## Start Record list
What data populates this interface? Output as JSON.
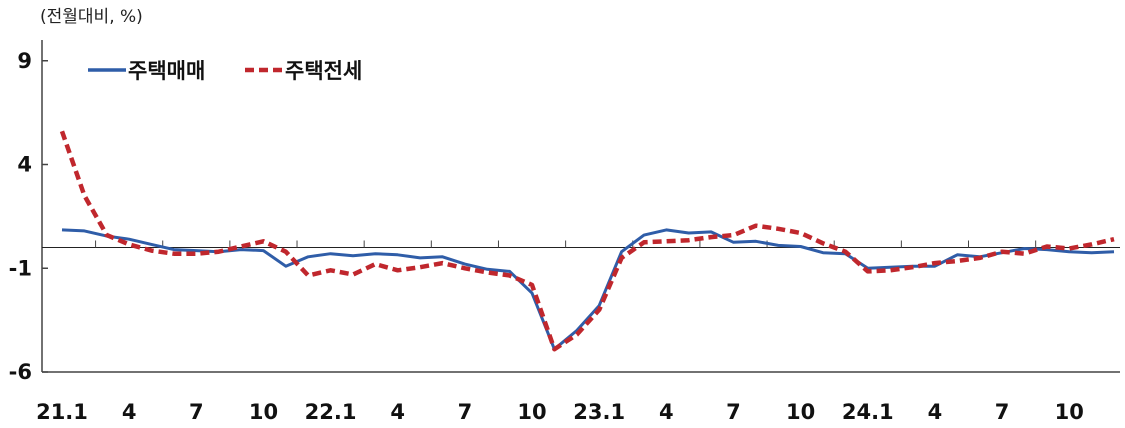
{
  "chart_data": {
    "type": "line",
    "unit_label": "(전월대비, %)",
    "xlabel": "",
    "ylabel": "",
    "ylim": [
      -6,
      10
    ],
    "y_ticks": [
      "9",
      "4",
      "-1",
      "-6"
    ],
    "y_tick_values": [
      9,
      4,
      -1,
      -6
    ],
    "x_tick_labels": [
      "21.1",
      "4",
      "7",
      "10",
      "22.1",
      "4",
      "7",
      "10",
      "23.1",
      "4",
      "7",
      "10",
      "24.1",
      "4",
      "7",
      "10"
    ],
    "x_tick_month_index": [
      0,
      3,
      6,
      9,
      12,
      15,
      18,
      21,
      24,
      27,
      30,
      33,
      36,
      39,
      42,
      45
    ],
    "period": "2021.01 ~ 2024.12 (monthly)",
    "legend_position": "top-left",
    "series": [
      {
        "name": "주택매매",
        "color": "#2f5da8",
        "style": "solid",
        "values": [
          0.85,
          0.8,
          0.55,
          0.4,
          0.15,
          -0.1,
          -0.15,
          -0.2,
          -0.1,
          -0.15,
          -0.9,
          -0.45,
          -0.3,
          -0.4,
          -0.3,
          -0.35,
          -0.5,
          -0.45,
          -0.8,
          -1.05,
          -1.15,
          -2.2,
          -4.9,
          -4.0,
          -2.8,
          -0.2,
          0.6,
          0.85,
          0.7,
          0.75,
          0.25,
          0.3,
          0.1,
          0.05,
          -0.25,
          -0.3,
          -1.0,
          -0.95,
          -0.9,
          -0.9,
          -0.35,
          -0.45,
          -0.25,
          -0.05,
          -0.1,
          -0.2,
          -0.25,
          -0.2
        ]
      },
      {
        "name": "주택전세",
        "color": "#c0272d",
        "style": "dashed",
        "values": [
          5.6,
          2.5,
          0.6,
          0.15,
          -0.15,
          -0.3,
          -0.3,
          -0.2,
          0.05,
          0.3,
          -0.2,
          -1.35,
          -1.1,
          -1.3,
          -0.8,
          -1.1,
          -0.95,
          -0.75,
          -1.0,
          -1.2,
          -1.35,
          -1.8,
          -4.9,
          -4.2,
          -3.0,
          -0.5,
          0.25,
          0.3,
          0.35,
          0.5,
          0.6,
          1.05,
          0.9,
          0.7,
          0.2,
          -0.2,
          -1.15,
          -1.1,
          -0.95,
          -0.75,
          -0.65,
          -0.5,
          -0.2,
          -0.3,
          0.05,
          -0.05,
          0.15,
          0.4
        ]
      }
    ]
  }
}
## End Record list
Every line above should be repeated exactly; pictures stay out of the copy.

#### [Solution]
What data populates this interface? Output as JSON.
{
  "chart_data": {
    "type": "line",
    "unit_label": "(전월대비, %)",
    "xlabel": "",
    "ylabel": "",
    "ylim": [
      -6,
      10
    ],
    "y_ticks": [
      "9",
      "4",
      "-1",
      "-6"
    ],
    "y_tick_values": [
      9,
      4,
      -1,
      -6
    ],
    "x_tick_labels": [
      "21.1",
      "4",
      "7",
      "10",
      "22.1",
      "4",
      "7",
      "10",
      "23.1",
      "4",
      "7",
      "10",
      "24.1",
      "4",
      "7",
      "10"
    ],
    "x_tick_month_index": [
      0,
      3,
      6,
      9,
      12,
      15,
      18,
      21,
      24,
      27,
      30,
      33,
      36,
      39,
      42,
      45
    ],
    "period": "2021.01 ~ 2024.12 (monthly)",
    "legend_position": "top-left",
    "series": [
      {
        "name": "주택매매",
        "color": "#2f5da8",
        "style": "solid",
        "values": [
          0.85,
          0.8,
          0.55,
          0.4,
          0.15,
          -0.1,
          -0.15,
          -0.2,
          -0.1,
          -0.15,
          -0.9,
          -0.45,
          -0.3,
          -0.4,
          -0.3,
          -0.35,
          -0.5,
          -0.45,
          -0.8,
          -1.05,
          -1.15,
          -2.2,
          -4.9,
          -4.0,
          -2.8,
          -0.2,
          0.6,
          0.85,
          0.7,
          0.75,
          0.25,
          0.3,
          0.1,
          0.05,
          -0.25,
          -0.3,
          -1.0,
          -0.95,
          -0.9,
          -0.9,
          -0.35,
          -0.45,
          -0.25,
          -0.05,
          -0.1,
          -0.2,
          -0.25,
          -0.2
        ]
      },
      {
        "name": "주택전세",
        "color": "#c0272d",
        "style": "dashed",
        "values": [
          5.6,
          2.5,
          0.6,
          0.15,
          -0.15,
          -0.3,
          -0.3,
          -0.2,
          0.05,
          0.3,
          -0.2,
          -1.35,
          -1.1,
          -1.3,
          -0.8,
          -1.1,
          -0.95,
          -0.75,
          -1.0,
          -1.2,
          -1.35,
          -1.8,
          -4.9,
          -4.2,
          -3.0,
          -0.5,
          0.25,
          0.3,
          0.35,
          0.5,
          0.6,
          1.05,
          0.9,
          0.7,
          0.2,
          -0.2,
          -1.15,
          -1.1,
          -0.95,
          -0.75,
          -0.65,
          -0.5,
          -0.2,
          -0.3,
          0.05,
          -0.05,
          0.15,
          0.4
        ]
      }
    ]
  }
}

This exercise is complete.